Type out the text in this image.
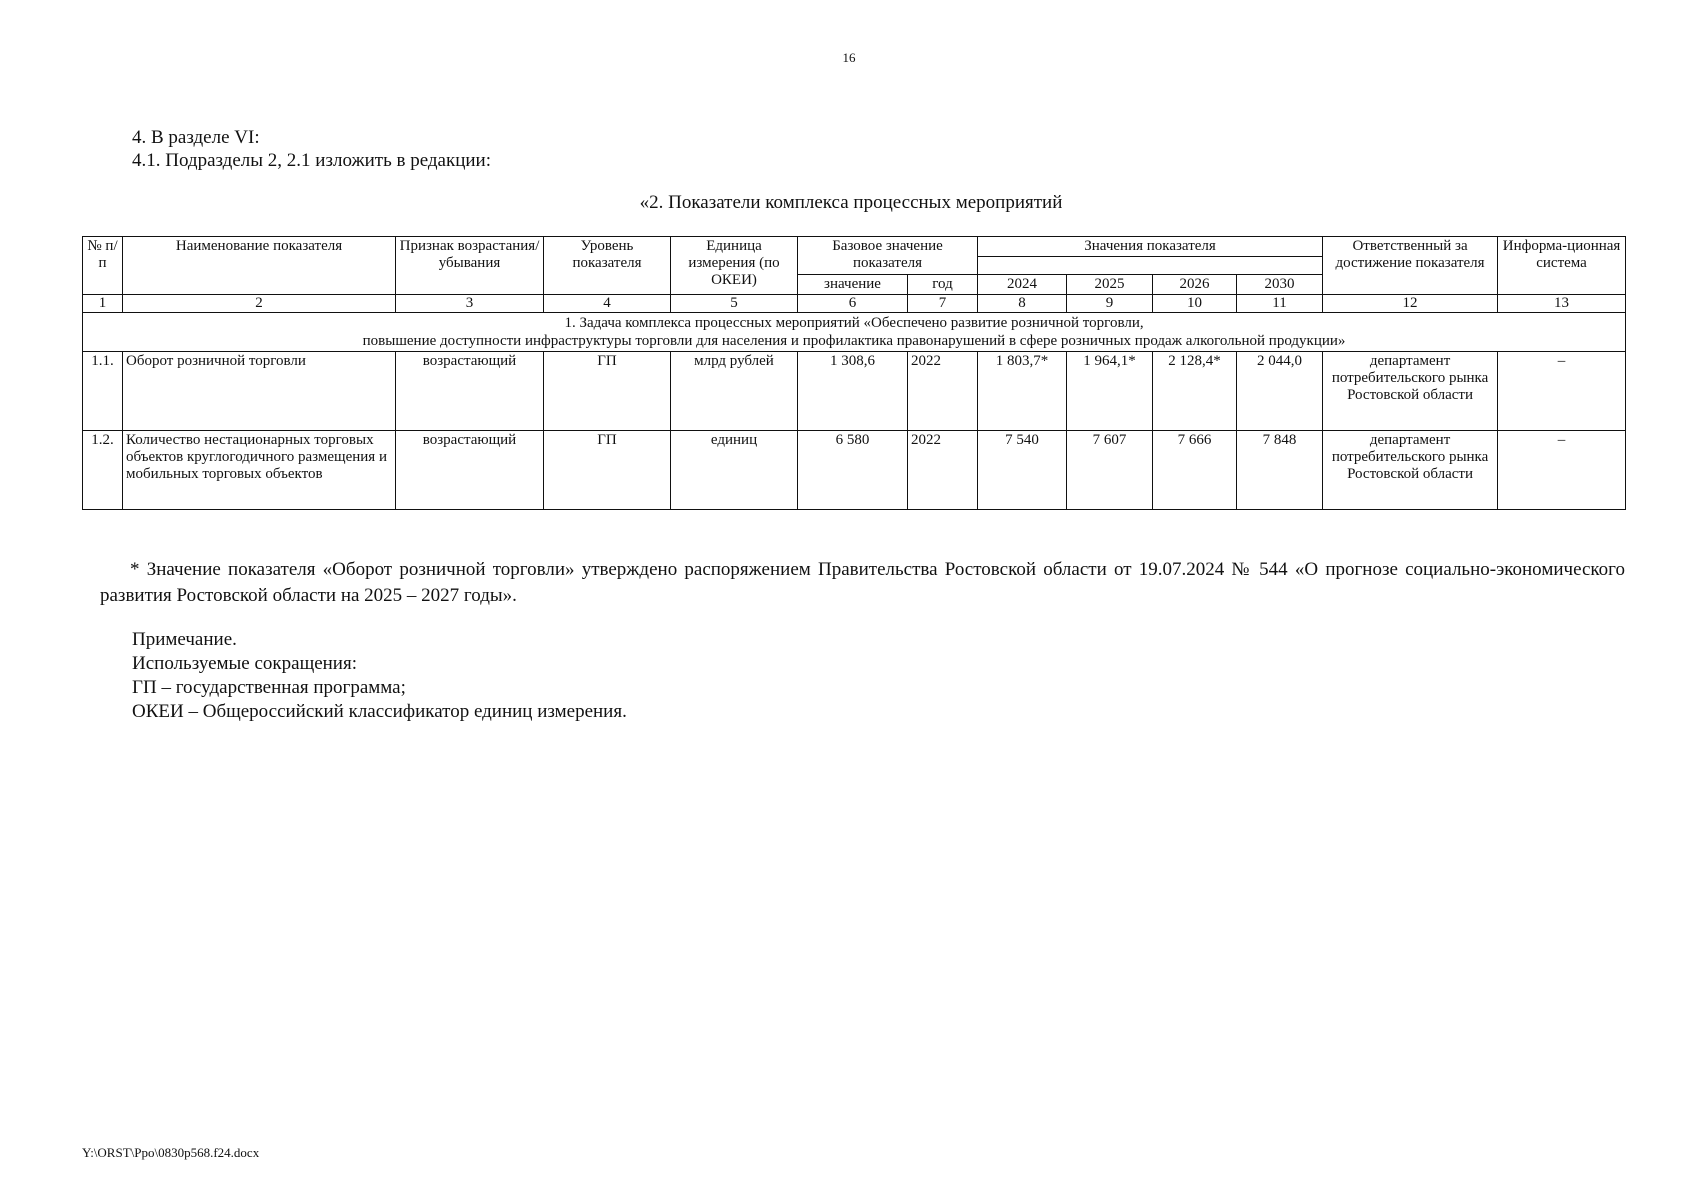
16
4. В разделе VI:
4.1. Подразделы 2, 2.1 изложить в редакции:
«2. Показатели комплекса процессных мероприятий
№ п/п	Наименование показателя	Признак возрастания/ убывания	Уровень показателя	Единица измерения (по ОКЕИ)	Базовое значение показателя		Значения показателя				Ответственный за достижение показателя	Информа-ционная система

					значение	год	2024	2025	2026	2030		
1	2	3	4	5	6	7	8	9	10	11	12	13

1. Задача комплекса процессных мероприятий «Обеспечено развитие розничной торговли,
повышение доступности инфраструктуры торговли для населения и профилактика правонарушений в сфере розничных продаж алкогольной продукции»												

1.1.	Оборот розничной торговли	возрастающий	ГП	млрд рублей	1 308,6	2022	1 803,7*	1 964,1*	2 128,4*	2 044,0	департамент потребительского рынка Ростовской области	–
1.2.	Количество нестационарных торговых объектов круглогодичного размещения и мобильных торговых объектов	возрастающий	ГП	единиц	6 580	2022	7 540	7 607	7 666	7 848	департамент потребительского рынка Ростовской области	–
* Значение показателя «Оборот розничной торговли» утверждено распоряжением Правительства Ростовской области от 19.07.2024 № 544 «О прогнозе социально-экономического развития Ростовской области на 2025 – 2027 годы».
Примечание.
Используемые сокращения:
ГП – государственная программа;
ОКЕИ – Общероссийский классификатор единиц измерения.
Y:\ORST\Ppo\0830p568.f24.docx
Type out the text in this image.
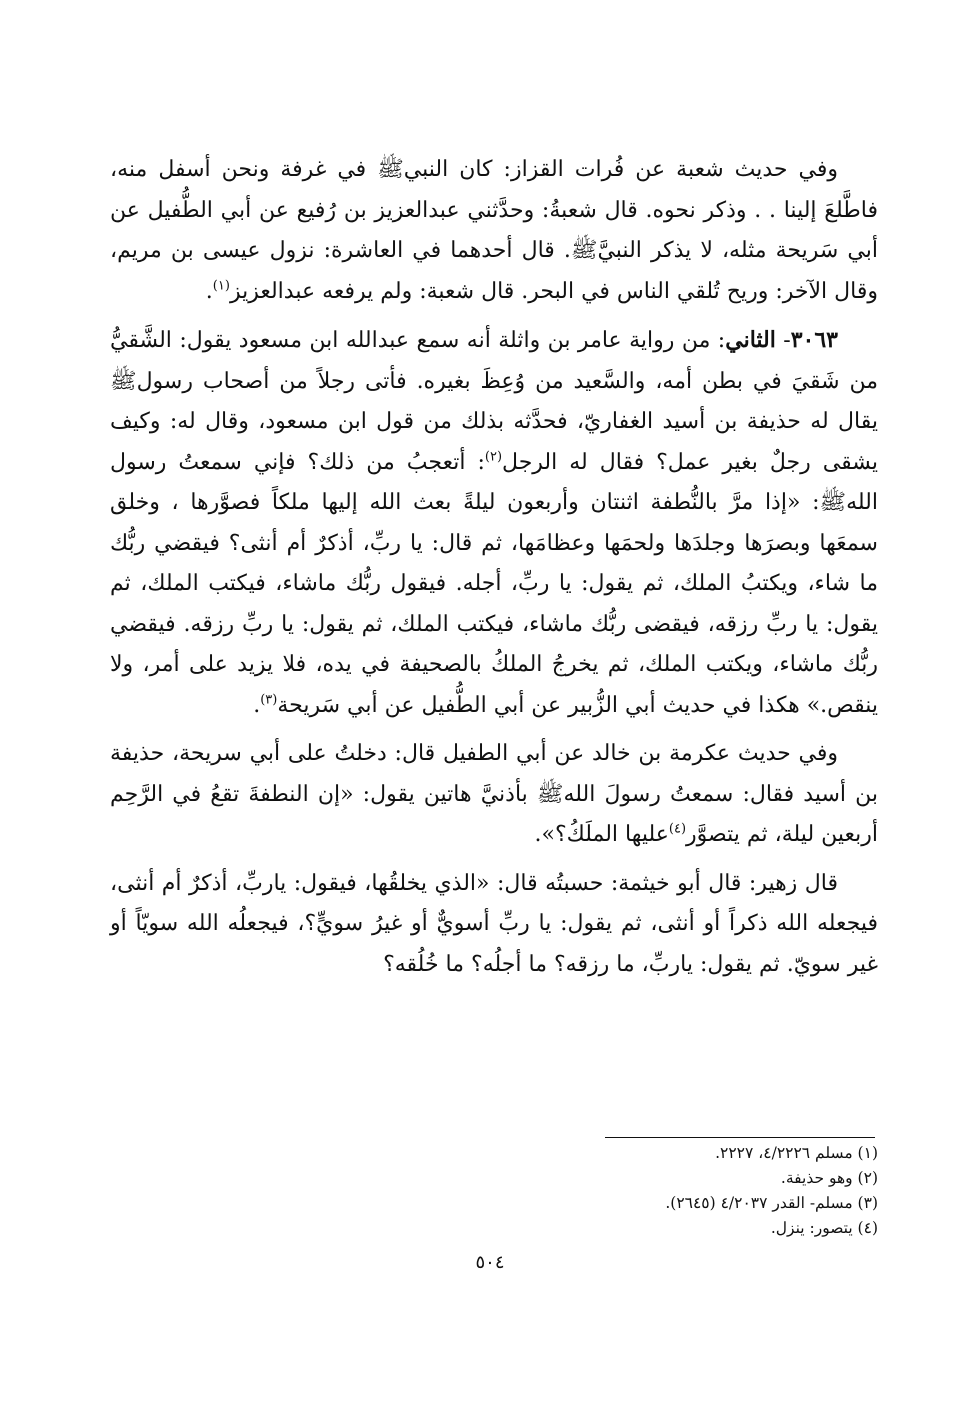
وفي حديث شعبة عن فُرات القزاز: كان النبيﷺ في غرفة ونحن أسفل منه، فاطَّلعَ إلينا . . وذكر نحوه. قال شعبةُ: وحدَّثني عبدالعزيز بن رُفيع عن أبي الطُّفيل عن أبي سَريحة مثله، لا يذكر النبيَّﷺ. قال أحدهما في العاشرة: نزول عيسى بن مريم، وقال الآخر: وريح تُلقي الناس في البحر. قال شعبة: ولم يرفعه عبدالعزيز$^{(١)}$.

٣٠٦٣- الثاني: من رواية عامر بن واثلة أنه سمع عبدالله ابن مسعود يقول: الشَّقيُّ من شَقيَ في بطن أمه، والسَّعيد من وُعِظَ بغيره. فأتى رجلاً من أصحاب رسولﷺ يقال له حذيفة بن أسيد الغفاريّ، فحدَّثه بذلك من قول ابن مسعود، وقال له: وكيف يشقى رجلٌ بغير عمل؟ فقال له الرجل$^{(٢)}$: أتعجبُ من ذلك؟ فإني سمعتُ رسول اللهﷺ: «إذا مرَّ بالنُّطفة اثنتان وأربعون ليلةً بعث الله إليها ملكاً فصوَّرها ، وخلق سمعَها وبصرَها وجلدَها ولحمَها وعظامَها، ثم قال: يا ربِّ، أذكرٌ أم أنثى؟ فيقضي ربُّك ما شاء، ويكتبُ الملك، ثم يقول: يا ربِّ، أجله. فيقول ربُّك ماشاء، فيكتب الملك، ثم يقول: يا ربِّ رزقه، فيقضى ربُّك ماشاء، فيكتب الملك، ثم يقول: يا ربِّ رزقه. فيقضي ربُّك ماشاء، ويكتب الملك، ثم يخرجُ الملكُ بالصحيفة في يده، فلا يزيد على أمر، ولا ينقص.» هكذا في حديث أبي الزُّبير عن أبي الطُّفيل عن أبي سَريحة$^{(٣)}$.

وفي حديث عكرمة بن خالد عن أبي الطفيل قال: دخلتُ على أبي سريحة، حذيفة بن أسيد فقال: سمعتُ رسولَ اللهﷺ بأذنيَّ هاتين يقول: «إن النطفةَ تقعُ في الرَّحِم أربعين ليلة، ثم يتصوَّر$^{(٤)}$عليها الملَكُ؟».

قال زهير: قال أبو خيثمة: حسبتُه قال: «الذي يخلقُها، فيقول: ياربِّ، أذكرٌ أم أنثى، فيجعله الله ذكراً أو أنثى، ثم يقول: يا ربِّ أسويٌّ أو غيرُ سويٍّ؟، فيجعلُه الله سويّاً أو غير سويّ. ثم يقول: ياربِّ، ما رزقه؟ ما أجلُه؟ ما خُلُقه؟

(١) مسلم ٤/٢٢٢٦، ٢٢٢٧.

(٢) وهو حذيفة.

(٣) مسلم- القدر ٤/٢٠٣٧ (٢٦٤٥).

(٤) يتصور: ينزل.

٥٠٤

PROBLEM DESCRIPTION>
Search the records for the string "розничной" and return every line in which it occurs.

EXERCISE RESULT>
1. Задача комплекса процессных мероприятий «Обеспечено развитие розничной торговли,
1.1.	Оборот розничной торговли	возрастающий	ГП	млрд рублей	1 308,6	2022	1 803,7*	1 964,1*	2 128,4*	2 044,0	департамент потребительского рынка Ростовской области	–
* Значение показателя «Оборот розничной торговли» утверждено распоряжением Правительства Ростовской области от 19.07.2024 № 544 «О прогнозе социально-экономического развития Ростовской области на 2025 – 2027 годы».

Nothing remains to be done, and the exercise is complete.